Reproduce the listing below word for word, keeping every line in its original order.

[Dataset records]
==========

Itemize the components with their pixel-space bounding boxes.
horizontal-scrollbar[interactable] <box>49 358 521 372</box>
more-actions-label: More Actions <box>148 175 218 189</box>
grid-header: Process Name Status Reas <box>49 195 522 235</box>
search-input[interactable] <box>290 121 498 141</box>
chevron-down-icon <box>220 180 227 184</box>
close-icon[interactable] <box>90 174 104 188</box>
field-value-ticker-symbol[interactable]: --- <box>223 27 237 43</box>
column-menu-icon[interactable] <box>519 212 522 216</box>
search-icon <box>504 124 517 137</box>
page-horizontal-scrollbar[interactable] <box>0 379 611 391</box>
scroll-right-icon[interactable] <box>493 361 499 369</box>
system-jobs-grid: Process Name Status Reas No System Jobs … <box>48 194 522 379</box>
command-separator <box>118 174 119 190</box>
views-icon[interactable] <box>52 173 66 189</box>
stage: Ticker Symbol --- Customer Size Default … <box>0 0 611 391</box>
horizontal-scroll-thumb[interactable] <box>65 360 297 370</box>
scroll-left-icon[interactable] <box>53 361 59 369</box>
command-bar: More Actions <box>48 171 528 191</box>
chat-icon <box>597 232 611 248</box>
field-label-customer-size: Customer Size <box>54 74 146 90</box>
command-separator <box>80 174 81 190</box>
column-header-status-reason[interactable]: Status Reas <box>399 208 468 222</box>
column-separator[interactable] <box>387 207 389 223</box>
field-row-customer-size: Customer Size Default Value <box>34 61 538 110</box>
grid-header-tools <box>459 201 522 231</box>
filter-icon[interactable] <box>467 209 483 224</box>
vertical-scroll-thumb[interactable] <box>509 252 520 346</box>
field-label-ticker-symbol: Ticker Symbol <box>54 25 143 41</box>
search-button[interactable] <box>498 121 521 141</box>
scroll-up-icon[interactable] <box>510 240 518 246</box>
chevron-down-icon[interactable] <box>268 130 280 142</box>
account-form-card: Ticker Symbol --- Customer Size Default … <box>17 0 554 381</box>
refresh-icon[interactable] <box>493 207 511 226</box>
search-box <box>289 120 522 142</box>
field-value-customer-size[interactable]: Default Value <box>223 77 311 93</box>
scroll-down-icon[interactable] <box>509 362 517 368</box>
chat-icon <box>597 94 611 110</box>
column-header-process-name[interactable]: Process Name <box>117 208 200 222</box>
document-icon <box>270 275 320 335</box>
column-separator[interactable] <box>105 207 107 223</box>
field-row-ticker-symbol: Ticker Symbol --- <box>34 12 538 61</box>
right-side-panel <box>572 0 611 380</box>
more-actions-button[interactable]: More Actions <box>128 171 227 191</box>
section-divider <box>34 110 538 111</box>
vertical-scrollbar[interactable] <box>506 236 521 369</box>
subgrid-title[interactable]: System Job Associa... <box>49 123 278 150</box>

==========

| Exercise answer |
Itemize the components with their pixel-space bounding boxes.
horizontal-scrollbar[interactable] <box>49 358 521 372</box>
more-actions-label: More Actions <box>148 175 218 189</box>
grid-header: Process Name Status Reas <box>49 195 522 235</box>
search-input[interactable] <box>290 121 498 141</box>
chevron-down-icon <box>220 180 227 184</box>
close-icon[interactable] <box>90 174 104 188</box>
field-value-ticker-symbol[interactable]: --- <box>223 27 237 43</box>
column-menu-icon[interactable] <box>519 212 522 216</box>
search-icon <box>504 124 517 137</box>
page-horizontal-scrollbar[interactable] <box>0 379 611 391</box>
scroll-right-icon[interactable] <box>493 361 499 369</box>
system-jobs-grid: Process Name Status Reas No System Jobs … <box>48 194 522 379</box>
command-separator <box>118 174 119 190</box>
views-icon[interactable] <box>52 173 66 189</box>
stage: Ticker Symbol --- Customer Size Default … <box>0 0 611 391</box>
horizontal-scroll-thumb[interactable] <box>65 360 297 370</box>
scroll-left-icon[interactable] <box>53 361 59 369</box>
command-bar: More Actions <box>48 171 528 191</box>
chat-icon <box>597 232 611 248</box>
field-label-customer-size: Customer Size <box>54 74 146 90</box>
command-separator <box>80 174 81 190</box>
column-header-status-reason[interactable]: Status Reas <box>399 208 468 222</box>
column-separator[interactable] <box>387 207 389 223</box>
field-row-customer-size: Customer Size Default Value <box>34 61 538 110</box>
grid-header-tools <box>459 201 522 231</box>
filter-icon[interactable] <box>467 209 483 224</box>
vertical-scroll-thumb[interactable] <box>509 252 520 346</box>
field-label-ticker-symbol: Ticker Symbol <box>54 25 143 41</box>
search-button[interactable] <box>498 121 521 141</box>
scroll-up-icon[interactable] <box>510 240 518 246</box>
chevron-down-icon[interactable] <box>268 130 280 142</box>
account-form-card: Ticker Symbol --- Customer Size Default … <box>17 0 554 381</box>
refresh-icon[interactable] <box>493 207 511 226</box>
search-box <box>289 120 522 142</box>
field-value-customer-size[interactable]: Default Value <box>223 77 311 93</box>
scroll-down-icon[interactable] <box>509 362 517 368</box>
chat-icon <box>597 94 611 110</box>
column-header-process-name[interactable]: Process Name <box>117 208 200 222</box>
document-icon <box>270 275 320 335</box>
column-separator[interactable] <box>105 207 107 223</box>
field-row-ticker-symbol: Ticker Symbol --- <box>34 12 538 61</box>
right-side-panel <box>572 0 611 380</box>
more-actions-button[interactable]: More Actions <box>128 171 227 191</box>
section-divider <box>34 110 538 111</box>
vertical-scrollbar[interactable] <box>506 236 521 369</box>
subgrid-title[interactable]: System Job Associa... <box>49 123 278 150</box>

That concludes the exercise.